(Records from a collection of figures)

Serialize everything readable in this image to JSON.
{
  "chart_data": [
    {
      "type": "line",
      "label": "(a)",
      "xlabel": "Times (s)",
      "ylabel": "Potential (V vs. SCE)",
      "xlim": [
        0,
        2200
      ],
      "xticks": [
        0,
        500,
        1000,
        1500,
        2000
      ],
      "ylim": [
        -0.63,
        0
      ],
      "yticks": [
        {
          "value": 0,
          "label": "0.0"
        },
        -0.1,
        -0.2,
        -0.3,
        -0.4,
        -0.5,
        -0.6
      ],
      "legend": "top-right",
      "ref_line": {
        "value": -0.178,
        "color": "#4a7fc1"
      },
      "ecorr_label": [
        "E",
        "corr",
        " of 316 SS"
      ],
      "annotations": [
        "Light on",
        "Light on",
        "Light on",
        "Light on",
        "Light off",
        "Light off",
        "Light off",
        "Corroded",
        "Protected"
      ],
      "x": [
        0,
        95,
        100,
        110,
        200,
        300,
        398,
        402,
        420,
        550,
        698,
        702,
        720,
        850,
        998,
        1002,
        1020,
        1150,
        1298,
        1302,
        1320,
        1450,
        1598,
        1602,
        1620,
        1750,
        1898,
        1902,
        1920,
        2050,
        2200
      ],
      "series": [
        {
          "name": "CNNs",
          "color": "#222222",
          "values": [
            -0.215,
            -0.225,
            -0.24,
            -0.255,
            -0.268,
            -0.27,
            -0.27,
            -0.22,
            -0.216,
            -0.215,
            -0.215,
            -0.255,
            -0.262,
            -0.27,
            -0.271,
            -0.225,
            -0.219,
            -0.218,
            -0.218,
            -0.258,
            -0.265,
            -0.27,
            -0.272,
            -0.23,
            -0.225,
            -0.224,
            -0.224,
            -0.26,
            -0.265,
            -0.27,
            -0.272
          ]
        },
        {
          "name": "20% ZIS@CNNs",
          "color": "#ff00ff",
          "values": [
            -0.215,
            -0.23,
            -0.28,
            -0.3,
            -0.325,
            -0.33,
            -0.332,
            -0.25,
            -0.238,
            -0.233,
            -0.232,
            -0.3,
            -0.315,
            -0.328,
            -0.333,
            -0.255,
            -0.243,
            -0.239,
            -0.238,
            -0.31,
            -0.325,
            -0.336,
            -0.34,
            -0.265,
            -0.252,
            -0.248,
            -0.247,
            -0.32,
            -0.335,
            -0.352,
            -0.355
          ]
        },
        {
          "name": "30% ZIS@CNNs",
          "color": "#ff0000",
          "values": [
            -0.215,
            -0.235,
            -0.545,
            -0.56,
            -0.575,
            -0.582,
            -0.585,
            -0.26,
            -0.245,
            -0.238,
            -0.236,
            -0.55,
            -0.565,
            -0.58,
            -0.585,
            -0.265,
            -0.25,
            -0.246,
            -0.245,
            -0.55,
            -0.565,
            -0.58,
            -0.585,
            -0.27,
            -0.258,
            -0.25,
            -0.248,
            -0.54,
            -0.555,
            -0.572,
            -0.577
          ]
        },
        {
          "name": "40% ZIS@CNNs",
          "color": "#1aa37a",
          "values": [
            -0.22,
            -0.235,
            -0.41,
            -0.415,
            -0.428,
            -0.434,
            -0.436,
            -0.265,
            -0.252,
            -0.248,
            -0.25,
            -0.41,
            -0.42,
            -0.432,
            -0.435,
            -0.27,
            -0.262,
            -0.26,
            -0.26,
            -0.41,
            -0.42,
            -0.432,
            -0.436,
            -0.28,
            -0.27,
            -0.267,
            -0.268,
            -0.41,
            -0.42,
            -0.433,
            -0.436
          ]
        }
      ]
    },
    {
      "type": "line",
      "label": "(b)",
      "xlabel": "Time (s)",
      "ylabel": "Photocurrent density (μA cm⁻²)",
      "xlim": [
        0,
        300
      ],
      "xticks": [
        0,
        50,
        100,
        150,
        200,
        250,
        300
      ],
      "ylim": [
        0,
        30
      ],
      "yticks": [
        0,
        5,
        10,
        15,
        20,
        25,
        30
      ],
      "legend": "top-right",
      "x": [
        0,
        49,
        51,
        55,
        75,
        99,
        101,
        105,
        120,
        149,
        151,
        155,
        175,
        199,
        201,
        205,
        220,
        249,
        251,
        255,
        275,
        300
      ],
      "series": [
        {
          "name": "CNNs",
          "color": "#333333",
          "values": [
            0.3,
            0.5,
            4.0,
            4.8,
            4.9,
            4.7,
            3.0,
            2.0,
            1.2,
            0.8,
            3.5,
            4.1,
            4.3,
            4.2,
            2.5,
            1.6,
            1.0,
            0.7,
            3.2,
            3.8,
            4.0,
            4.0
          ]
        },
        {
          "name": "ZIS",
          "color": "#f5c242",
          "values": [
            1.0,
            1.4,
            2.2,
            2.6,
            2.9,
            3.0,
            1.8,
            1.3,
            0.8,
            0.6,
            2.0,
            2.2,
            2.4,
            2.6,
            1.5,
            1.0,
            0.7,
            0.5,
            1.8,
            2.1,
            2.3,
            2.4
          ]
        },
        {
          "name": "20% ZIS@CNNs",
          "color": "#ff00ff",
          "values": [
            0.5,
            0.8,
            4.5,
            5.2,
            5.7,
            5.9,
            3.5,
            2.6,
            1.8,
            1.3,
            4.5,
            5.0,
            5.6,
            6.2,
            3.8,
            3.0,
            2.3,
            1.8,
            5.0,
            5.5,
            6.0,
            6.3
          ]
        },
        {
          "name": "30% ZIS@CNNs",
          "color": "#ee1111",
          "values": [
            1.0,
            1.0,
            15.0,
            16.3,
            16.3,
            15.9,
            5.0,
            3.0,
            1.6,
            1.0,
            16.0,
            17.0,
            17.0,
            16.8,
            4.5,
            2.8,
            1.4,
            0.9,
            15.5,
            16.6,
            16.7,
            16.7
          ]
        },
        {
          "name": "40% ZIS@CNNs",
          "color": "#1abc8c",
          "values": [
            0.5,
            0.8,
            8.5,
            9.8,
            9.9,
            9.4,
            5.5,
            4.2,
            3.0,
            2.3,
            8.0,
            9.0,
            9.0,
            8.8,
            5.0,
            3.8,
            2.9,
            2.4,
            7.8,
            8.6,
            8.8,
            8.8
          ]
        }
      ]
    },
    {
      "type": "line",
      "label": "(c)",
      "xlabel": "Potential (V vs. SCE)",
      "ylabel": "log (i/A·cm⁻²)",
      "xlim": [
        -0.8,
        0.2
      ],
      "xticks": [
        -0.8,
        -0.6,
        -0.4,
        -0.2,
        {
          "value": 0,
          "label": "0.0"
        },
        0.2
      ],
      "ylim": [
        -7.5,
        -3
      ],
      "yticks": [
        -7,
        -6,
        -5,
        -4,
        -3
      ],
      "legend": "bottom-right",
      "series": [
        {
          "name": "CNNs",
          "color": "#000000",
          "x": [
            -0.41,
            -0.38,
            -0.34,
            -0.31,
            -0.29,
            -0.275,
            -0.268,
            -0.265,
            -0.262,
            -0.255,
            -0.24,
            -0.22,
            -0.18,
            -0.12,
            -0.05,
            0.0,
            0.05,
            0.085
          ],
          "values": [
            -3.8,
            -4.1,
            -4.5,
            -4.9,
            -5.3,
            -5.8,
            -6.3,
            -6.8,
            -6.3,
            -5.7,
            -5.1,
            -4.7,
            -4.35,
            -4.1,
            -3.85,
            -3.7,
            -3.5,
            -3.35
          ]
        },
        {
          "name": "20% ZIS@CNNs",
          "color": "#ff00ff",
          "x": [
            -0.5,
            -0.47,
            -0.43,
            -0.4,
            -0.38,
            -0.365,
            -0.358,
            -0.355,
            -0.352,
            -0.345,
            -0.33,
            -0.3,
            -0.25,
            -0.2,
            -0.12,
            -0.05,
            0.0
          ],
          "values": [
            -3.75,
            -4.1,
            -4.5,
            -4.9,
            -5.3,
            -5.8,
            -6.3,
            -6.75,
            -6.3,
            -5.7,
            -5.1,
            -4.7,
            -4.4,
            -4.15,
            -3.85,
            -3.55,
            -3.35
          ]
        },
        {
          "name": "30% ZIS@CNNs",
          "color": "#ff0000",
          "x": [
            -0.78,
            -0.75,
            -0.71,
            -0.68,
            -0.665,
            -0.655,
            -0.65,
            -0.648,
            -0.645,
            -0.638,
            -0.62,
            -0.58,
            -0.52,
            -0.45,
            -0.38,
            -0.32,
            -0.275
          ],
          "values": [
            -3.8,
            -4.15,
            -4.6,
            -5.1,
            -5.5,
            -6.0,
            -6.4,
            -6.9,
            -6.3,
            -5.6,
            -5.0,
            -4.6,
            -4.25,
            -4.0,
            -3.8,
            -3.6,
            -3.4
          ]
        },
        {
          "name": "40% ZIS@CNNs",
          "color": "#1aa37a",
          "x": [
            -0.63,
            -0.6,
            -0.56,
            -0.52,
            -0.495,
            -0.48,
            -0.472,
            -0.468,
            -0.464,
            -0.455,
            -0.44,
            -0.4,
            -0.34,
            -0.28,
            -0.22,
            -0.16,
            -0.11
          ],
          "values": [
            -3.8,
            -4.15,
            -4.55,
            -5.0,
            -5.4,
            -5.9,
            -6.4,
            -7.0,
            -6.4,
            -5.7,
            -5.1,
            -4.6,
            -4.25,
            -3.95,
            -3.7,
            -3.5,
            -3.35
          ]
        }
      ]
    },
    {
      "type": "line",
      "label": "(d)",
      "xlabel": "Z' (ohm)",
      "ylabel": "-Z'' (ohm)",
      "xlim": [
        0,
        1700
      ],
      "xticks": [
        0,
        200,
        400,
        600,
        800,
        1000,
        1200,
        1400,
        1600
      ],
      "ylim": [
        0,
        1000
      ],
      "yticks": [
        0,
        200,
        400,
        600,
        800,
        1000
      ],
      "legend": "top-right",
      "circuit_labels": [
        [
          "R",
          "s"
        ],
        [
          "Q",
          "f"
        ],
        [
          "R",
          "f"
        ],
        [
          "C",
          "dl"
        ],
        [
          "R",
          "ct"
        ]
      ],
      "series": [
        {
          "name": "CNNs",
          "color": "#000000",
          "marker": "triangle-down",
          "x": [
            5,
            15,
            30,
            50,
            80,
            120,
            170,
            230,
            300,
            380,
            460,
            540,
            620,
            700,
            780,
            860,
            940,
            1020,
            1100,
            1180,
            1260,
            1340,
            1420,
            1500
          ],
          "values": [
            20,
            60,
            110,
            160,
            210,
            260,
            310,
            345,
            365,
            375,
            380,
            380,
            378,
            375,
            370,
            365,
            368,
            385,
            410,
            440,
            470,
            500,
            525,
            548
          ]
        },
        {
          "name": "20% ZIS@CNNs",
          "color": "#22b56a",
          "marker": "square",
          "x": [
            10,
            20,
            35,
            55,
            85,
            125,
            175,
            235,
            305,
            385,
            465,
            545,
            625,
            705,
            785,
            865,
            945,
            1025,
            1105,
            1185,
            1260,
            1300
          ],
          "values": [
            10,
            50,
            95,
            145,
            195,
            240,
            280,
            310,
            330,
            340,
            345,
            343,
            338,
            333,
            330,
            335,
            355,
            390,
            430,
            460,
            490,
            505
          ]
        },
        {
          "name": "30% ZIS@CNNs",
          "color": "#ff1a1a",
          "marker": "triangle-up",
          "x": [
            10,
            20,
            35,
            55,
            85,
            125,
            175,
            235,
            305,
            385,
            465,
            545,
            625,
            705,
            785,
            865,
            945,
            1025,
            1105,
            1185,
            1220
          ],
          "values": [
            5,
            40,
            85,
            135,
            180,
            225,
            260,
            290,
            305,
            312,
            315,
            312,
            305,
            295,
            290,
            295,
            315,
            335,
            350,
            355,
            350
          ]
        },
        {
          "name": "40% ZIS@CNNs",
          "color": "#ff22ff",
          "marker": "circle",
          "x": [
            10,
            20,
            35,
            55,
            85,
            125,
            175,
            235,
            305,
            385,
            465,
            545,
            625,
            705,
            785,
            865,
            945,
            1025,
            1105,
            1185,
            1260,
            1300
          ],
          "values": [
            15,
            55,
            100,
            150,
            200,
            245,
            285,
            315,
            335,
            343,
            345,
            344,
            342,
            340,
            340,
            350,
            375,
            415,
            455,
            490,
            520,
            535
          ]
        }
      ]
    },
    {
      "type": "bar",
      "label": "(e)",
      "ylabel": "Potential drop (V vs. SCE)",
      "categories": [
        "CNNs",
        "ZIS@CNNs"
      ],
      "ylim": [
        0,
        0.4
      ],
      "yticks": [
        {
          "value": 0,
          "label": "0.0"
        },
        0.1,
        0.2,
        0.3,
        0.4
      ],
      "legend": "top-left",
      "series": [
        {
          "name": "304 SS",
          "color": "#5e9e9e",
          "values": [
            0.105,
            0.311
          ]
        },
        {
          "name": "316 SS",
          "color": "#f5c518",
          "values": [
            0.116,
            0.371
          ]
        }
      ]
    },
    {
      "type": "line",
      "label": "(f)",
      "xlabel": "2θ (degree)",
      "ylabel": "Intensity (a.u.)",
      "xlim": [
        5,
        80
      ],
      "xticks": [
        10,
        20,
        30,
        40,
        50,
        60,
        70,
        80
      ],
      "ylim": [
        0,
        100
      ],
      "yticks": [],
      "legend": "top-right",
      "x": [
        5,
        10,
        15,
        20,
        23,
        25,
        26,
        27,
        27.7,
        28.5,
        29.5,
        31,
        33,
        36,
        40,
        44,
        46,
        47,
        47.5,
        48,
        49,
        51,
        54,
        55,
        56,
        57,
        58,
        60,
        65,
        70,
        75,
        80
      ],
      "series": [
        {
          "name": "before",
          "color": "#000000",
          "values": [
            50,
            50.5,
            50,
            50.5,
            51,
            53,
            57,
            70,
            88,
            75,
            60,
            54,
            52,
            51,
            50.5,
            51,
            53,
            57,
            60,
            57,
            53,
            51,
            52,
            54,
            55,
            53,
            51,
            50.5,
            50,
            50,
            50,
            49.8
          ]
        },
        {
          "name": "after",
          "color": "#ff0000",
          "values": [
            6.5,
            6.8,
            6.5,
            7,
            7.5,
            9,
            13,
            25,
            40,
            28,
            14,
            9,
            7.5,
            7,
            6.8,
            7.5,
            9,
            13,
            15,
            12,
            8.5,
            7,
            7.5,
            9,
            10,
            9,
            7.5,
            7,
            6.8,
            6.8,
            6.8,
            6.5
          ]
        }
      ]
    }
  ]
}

| What the task requires |
Collect, from the material above, every line containing the word "xlabel".

| The solution |
      "xlabel": "Times (s)",
      "xlabel": "Time (s)",
      "xlabel": "Potential (V vs. SCE)",
      "xlabel": "Z' (ohm)",
      "xlabel": "2θ (degree)",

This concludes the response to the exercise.